>> begin Supplied records

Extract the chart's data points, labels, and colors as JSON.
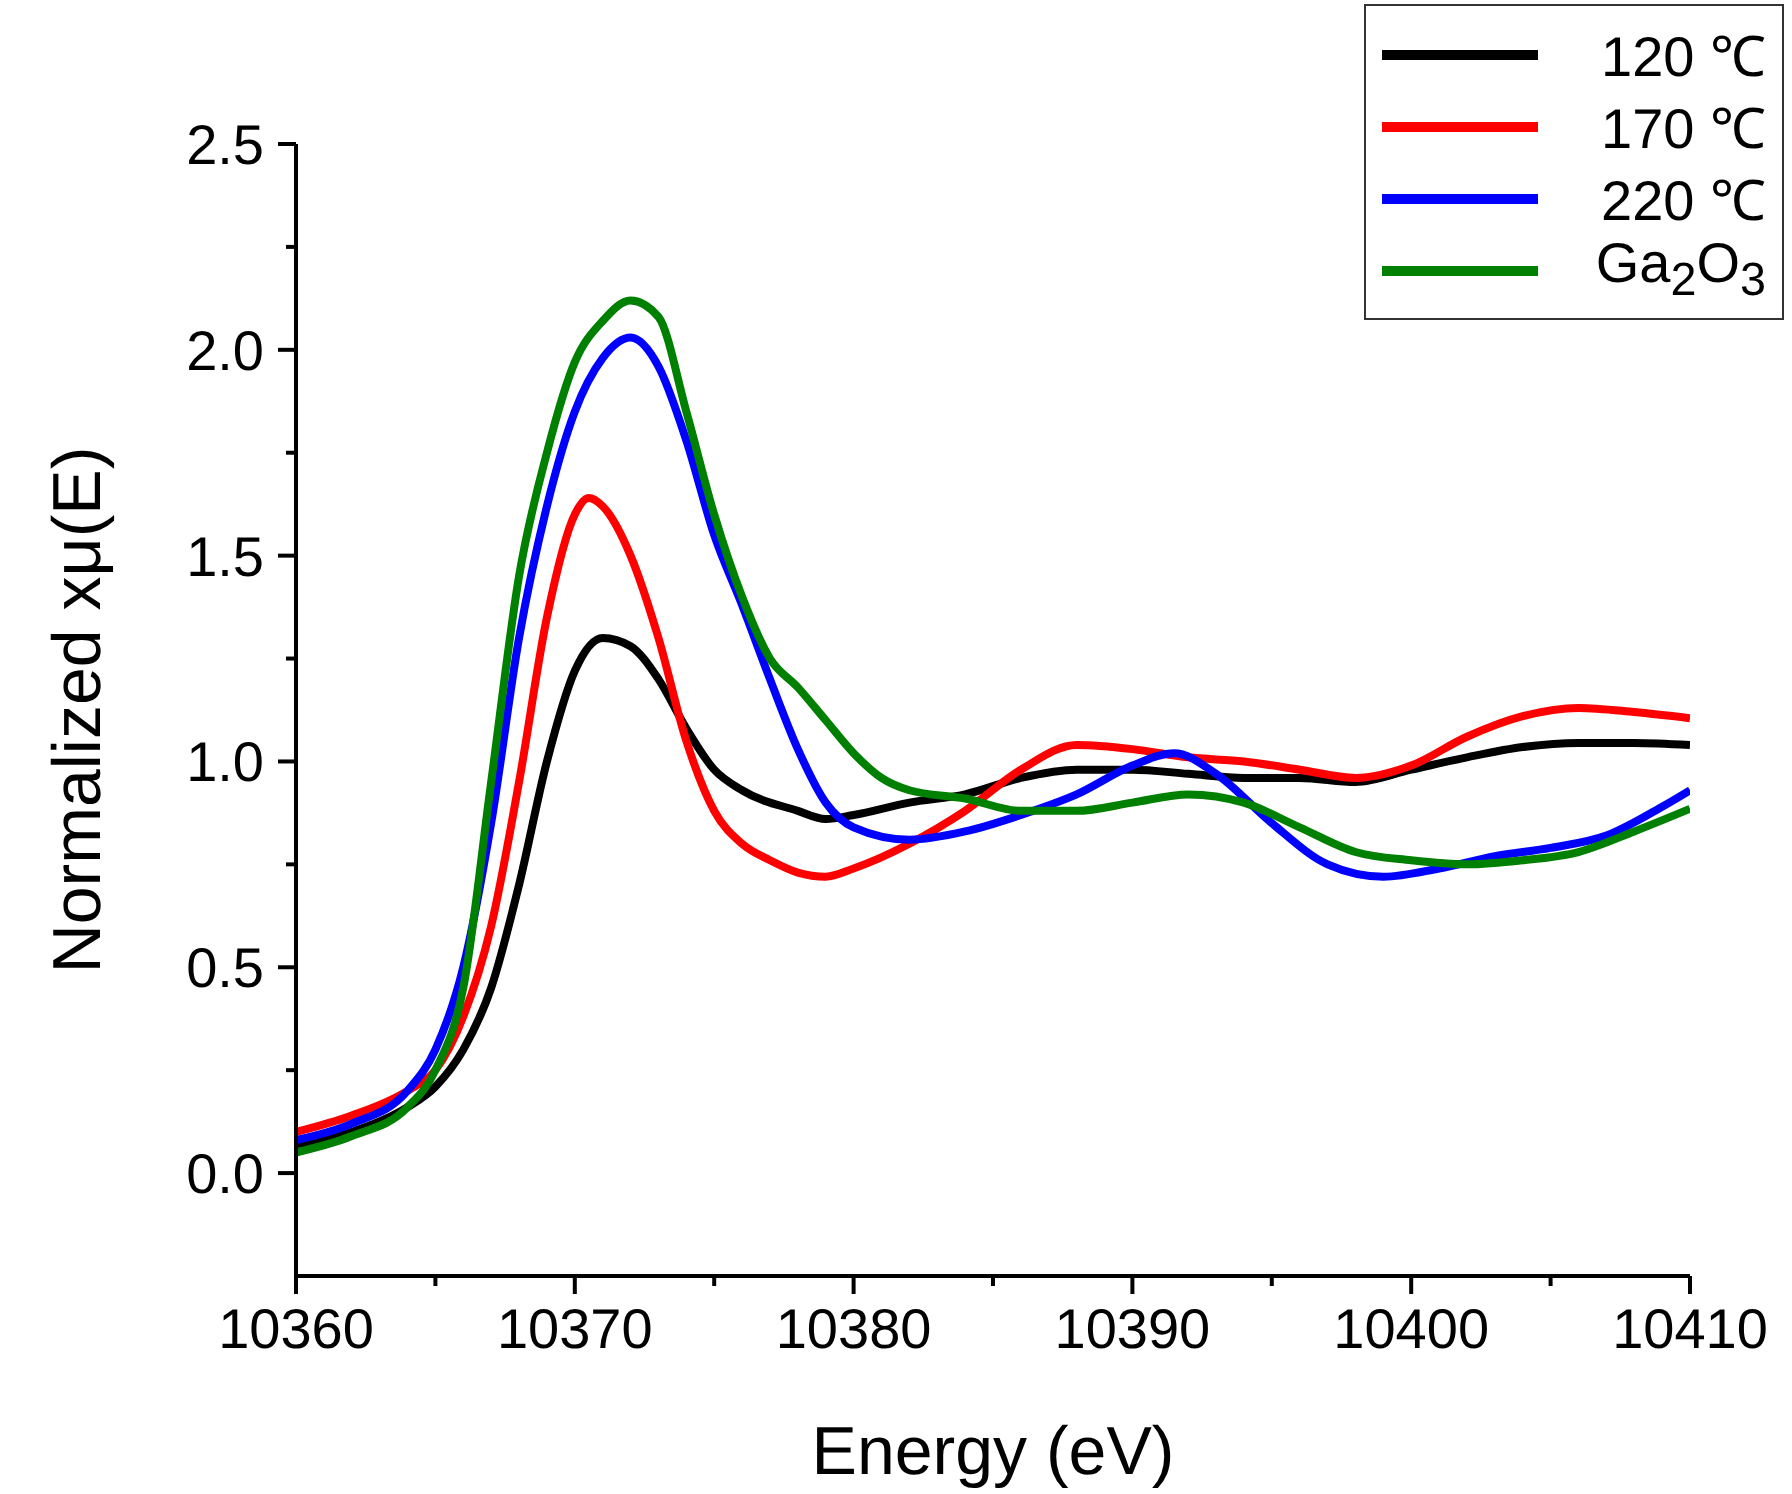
{
  "chart_data": {
    "type": "line",
    "xlabel": "Energy (eV)",
    "ylabel": "Normalized xμ(E)",
    "xlim": [
      10360,
      10410
    ],
    "ylim": [
      -0.25,
      2.5
    ],
    "xticks": [
      10360,
      {
        "value": 10365,
        "label": null
      },
      10370,
      {
        "value": 10375,
        "label": null
      },
      10380,
      {
        "value": 10385,
        "label": null
      },
      10390,
      {
        "value": 10395,
        "label": null
      },
      10400,
      {
        "value": 10405,
        "label": null
      },
      10410
    ],
    "yticks": [
      {
        "value": 0,
        "label": "0.0"
      },
      {
        "value": 0.25,
        "label": null
      },
      {
        "value": 0.5,
        "label": "0.5"
      },
      {
        "value": 0.75,
        "label": null
      },
      {
        "value": 1,
        "label": "1.0"
      },
      {
        "value": 1.25,
        "label": null
      },
      {
        "value": 1.5,
        "label": "1.5"
      },
      {
        "value": 1.75,
        "label": null
      },
      {
        "value": 2,
        "label": "2.0"
      },
      {
        "value": 2.25,
        "label": null
      },
      {
        "value": 2.5,
        "label": "2.5"
      }
    ],
    "legend": "top right",
    "marker": "none",
    "line_style": "solid",
    "series": [
      {
        "name": "120 ℃",
        "color": "#000000",
        "x": [
          10360,
          10362,
          10364,
          10365,
          10366,
          10367,
          10368,
          10369,
          10370,
          10371,
          10372,
          10373,
          10374,
          10375,
          10376,
          10378,
          10379,
          10380,
          10382,
          10384,
          10386,
          10388,
          10390,
          10392,
          10394,
          10396,
          10398,
          10400,
          10402,
          10404,
          10406,
          10408,
          10410
        ],
        "values": [
          0.07,
          0.1,
          0.16,
          0.21,
          0.3,
          0.45,
          0.7,
          1.0,
          1.22,
          1.3,
          1.28,
          1.2,
          1.08,
          0.98,
          0.93,
          0.88,
          0.86,
          0.87,
          0.9,
          0.92,
          0.96,
          0.98,
          0.98,
          0.97,
          0.96,
          0.96,
          0.95,
          0.98,
          1.01,
          1.035,
          1.045,
          1.045,
          1.04
        ]
      },
      {
        "name": "170 ℃",
        "color": "#ff0000",
        "x": [
          10360,
          10362,
          10364,
          10365,
          10366,
          10367,
          10368,
          10369,
          10370,
          10370.5,
          10371,
          10372,
          10373,
          10374,
          10375,
          10376,
          10377,
          10378,
          10379,
          10380,
          10382,
          10384,
          10386,
          10388,
          10390,
          10392,
          10394,
          10396,
          10398,
          10400,
          10402,
          10404,
          10406,
          10408,
          10410
        ],
        "values": [
          0.1,
          0.14,
          0.2,
          0.25,
          0.38,
          0.6,
          0.95,
          1.35,
          1.6,
          1.64,
          1.62,
          1.5,
          1.3,
          1.05,
          0.88,
          0.8,
          0.76,
          0.73,
          0.72,
          0.74,
          0.8,
          0.88,
          0.98,
          1.04,
          1.03,
          1.01,
          1.0,
          0.98,
          0.96,
          0.99,
          1.06,
          1.11,
          1.13,
          1.12,
          1.105
        ]
      },
      {
        "name": "220 ℃",
        "color": "#0000ff",
        "x": [
          10360,
          10362,
          10364,
          10365,
          10366,
          10367,
          10368,
          10369,
          10370,
          10371,
          10372,
          10373,
          10374,
          10375,
          10376,
          10377,
          10378,
          10379,
          10380,
          10382,
          10384,
          10386,
          10388,
          10390,
          10391.5,
          10393,
          10395,
          10397,
          10399,
          10401,
          10403,
          10405,
          10407,
          10409,
          10410
        ],
        "values": [
          0.08,
          0.12,
          0.2,
          0.3,
          0.5,
          0.85,
          1.3,
          1.62,
          1.85,
          1.98,
          2.03,
          1.96,
          1.78,
          1.55,
          1.38,
          1.2,
          1.03,
          0.9,
          0.84,
          0.81,
          0.83,
          0.87,
          0.92,
          0.99,
          1.02,
          0.97,
          0.85,
          0.75,
          0.72,
          0.74,
          0.77,
          0.79,
          0.82,
          0.89,
          0.93
        ]
      },
      {
        "name": "Ga$_{2}$O$_{3}$",
        "color": "#008000",
        "x": [
          10360,
          10362,
          10364,
          10365,
          10366,
          10367,
          10368,
          10369,
          10370,
          10371,
          10372,
          10373,
          10374,
          10375,
          10376,
          10377,
          10378,
          10379,
          10380,
          10381,
          10382,
          10384,
          10386,
          10388,
          10390,
          10392,
          10394,
          10396,
          10398,
          10400,
          10402,
          10404,
          10406,
          10408,
          10410
        ],
        "values": [
          0.05,
          0.09,
          0.16,
          0.25,
          0.45,
          0.95,
          1.45,
          1.75,
          1.97,
          2.07,
          2.12,
          2.08,
          1.85,
          1.6,
          1.4,
          1.25,
          1.18,
          1.1,
          1.02,
          0.96,
          0.93,
          0.91,
          0.88,
          0.88,
          0.9,
          0.92,
          0.9,
          0.84,
          0.78,
          0.76,
          0.75,
          0.76,
          0.78,
          0.83,
          0.885
        ]
      }
    ]
  }
}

>> end Supplied records

→ Exercise aim
All the records above need to be given again word for word. Skip the pictures.

→ Solution for this task
Extract the chart's data points, labels, and colors as JSON.
{
  "chart_data": {
    "type": "line",
    "xlabel": "Energy (eV)",
    "ylabel": "Normalized xμ(E)",
    "xlim": [
      10360,
      10410
    ],
    "ylim": [
      -0.25,
      2.5
    ],
    "xticks": [
      10360,
      {
        "value": 10365,
        "label": null
      },
      10370,
      {
        "value": 10375,
        "label": null
      },
      10380,
      {
        "value": 10385,
        "label": null
      },
      10390,
      {
        "value": 10395,
        "label": null
      },
      10400,
      {
        "value": 10405,
        "label": null
      },
      10410
    ],
    "yticks": [
      {
        "value": 0,
        "label": "0.0"
      },
      {
        "value": 0.25,
        "label": null
      },
      {
        "value": 0.5,
        "label": "0.5"
      },
      {
        "value": 0.75,
        "label": null
      },
      {
        "value": 1,
        "label": "1.0"
      },
      {
        "value": 1.25,
        "label": null
      },
      {
        "value": 1.5,
        "label": "1.5"
      },
      {
        "value": 1.75,
        "label": null
      },
      {
        "value": 2,
        "label": "2.0"
      },
      {
        "value": 2.25,
        "label": null
      },
      {
        "value": 2.5,
        "label": "2.5"
      }
    ],
    "legend": "top right",
    "marker": "none",
    "line_style": "solid",
    "series": [
      {
        "name": "120 ℃",
        "color": "#000000",
        "x": [
          10360,
          10362,
          10364,
          10365,
          10366,
          10367,
          10368,
          10369,
          10370,
          10371,
          10372,
          10373,
          10374,
          10375,
          10376,
          10378,
          10379,
          10380,
          10382,
          10384,
          10386,
          10388,
          10390,
          10392,
          10394,
          10396,
          10398,
          10400,
          10402,
          10404,
          10406,
          10408,
          10410
        ],
        "values": [
          0.07,
          0.1,
          0.16,
          0.21,
          0.3,
          0.45,
          0.7,
          1.0,
          1.22,
          1.3,
          1.28,
          1.2,
          1.08,
          0.98,
          0.93,
          0.88,
          0.86,
          0.87,
          0.9,
          0.92,
          0.96,
          0.98,
          0.98,
          0.97,
          0.96,
          0.96,
          0.95,
          0.98,
          1.01,
          1.035,
          1.045,
          1.045,
          1.04
        ]
      },
      {
        "name": "170 ℃",
        "color": "#ff0000",
        "x": [
          10360,
          10362,
          10364,
          10365,
          10366,
          10367,
          10368,
          10369,
          10370,
          10370.5,
          10371,
          10372,
          10373,
          10374,
          10375,
          10376,
          10377,
          10378,
          10379,
          10380,
          10382,
          10384,
          10386,
          10388,
          10390,
          10392,
          10394,
          10396,
          10398,
          10400,
          10402,
          10404,
          10406,
          10408,
          10410
        ],
        "values": [
          0.1,
          0.14,
          0.2,
          0.25,
          0.38,
          0.6,
          0.95,
          1.35,
          1.6,
          1.64,
          1.62,
          1.5,
          1.3,
          1.05,
          0.88,
          0.8,
          0.76,
          0.73,
          0.72,
          0.74,
          0.8,
          0.88,
          0.98,
          1.04,
          1.03,
          1.01,
          1.0,
          0.98,
          0.96,
          0.99,
          1.06,
          1.11,
          1.13,
          1.12,
          1.105
        ]
      },
      {
        "name": "220 ℃",
        "color": "#0000ff",
        "x": [
          10360,
          10362,
          10364,
          10365,
          10366,
          10367,
          10368,
          10369,
          10370,
          10371,
          10372,
          10373,
          10374,
          10375,
          10376,
          10377,
          10378,
          10379,
          10380,
          10382,
          10384,
          10386,
          10388,
          10390,
          10391.5,
          10393,
          10395,
          10397,
          10399,
          10401,
          10403,
          10405,
          10407,
          10409,
          10410
        ],
        "values": [
          0.08,
          0.12,
          0.2,
          0.3,
          0.5,
          0.85,
          1.3,
          1.62,
          1.85,
          1.98,
          2.03,
          1.96,
          1.78,
          1.55,
          1.38,
          1.2,
          1.03,
          0.9,
          0.84,
          0.81,
          0.83,
          0.87,
          0.92,
          0.99,
          1.02,
          0.97,
          0.85,
          0.75,
          0.72,
          0.74,
          0.77,
          0.79,
          0.82,
          0.89,
          0.93
        ]
      },
      {
        "name": "Ga$_{2}$O$_{3}$",
        "color": "#008000",
        "x": [
          10360,
          10362,
          10364,
          10365,
          10366,
          10367,
          10368,
          10369,
          10370,
          10371,
          10372,
          10373,
          10374,
          10375,
          10376,
          10377,
          10378,
          10379,
          10380,
          10381,
          10382,
          10384,
          10386,
          10388,
          10390,
          10392,
          10394,
          10396,
          10398,
          10400,
          10402,
          10404,
          10406,
          10408,
          10410
        ],
        "values": [
          0.05,
          0.09,
          0.16,
          0.25,
          0.45,
          0.95,
          1.45,
          1.75,
          1.97,
          2.07,
          2.12,
          2.08,
          1.85,
          1.6,
          1.4,
          1.25,
          1.18,
          1.1,
          1.02,
          0.96,
          0.93,
          0.91,
          0.88,
          0.88,
          0.9,
          0.92,
          0.9,
          0.84,
          0.78,
          0.76,
          0.75,
          0.76,
          0.78,
          0.83,
          0.885
        ]
      }
    ]
  }
}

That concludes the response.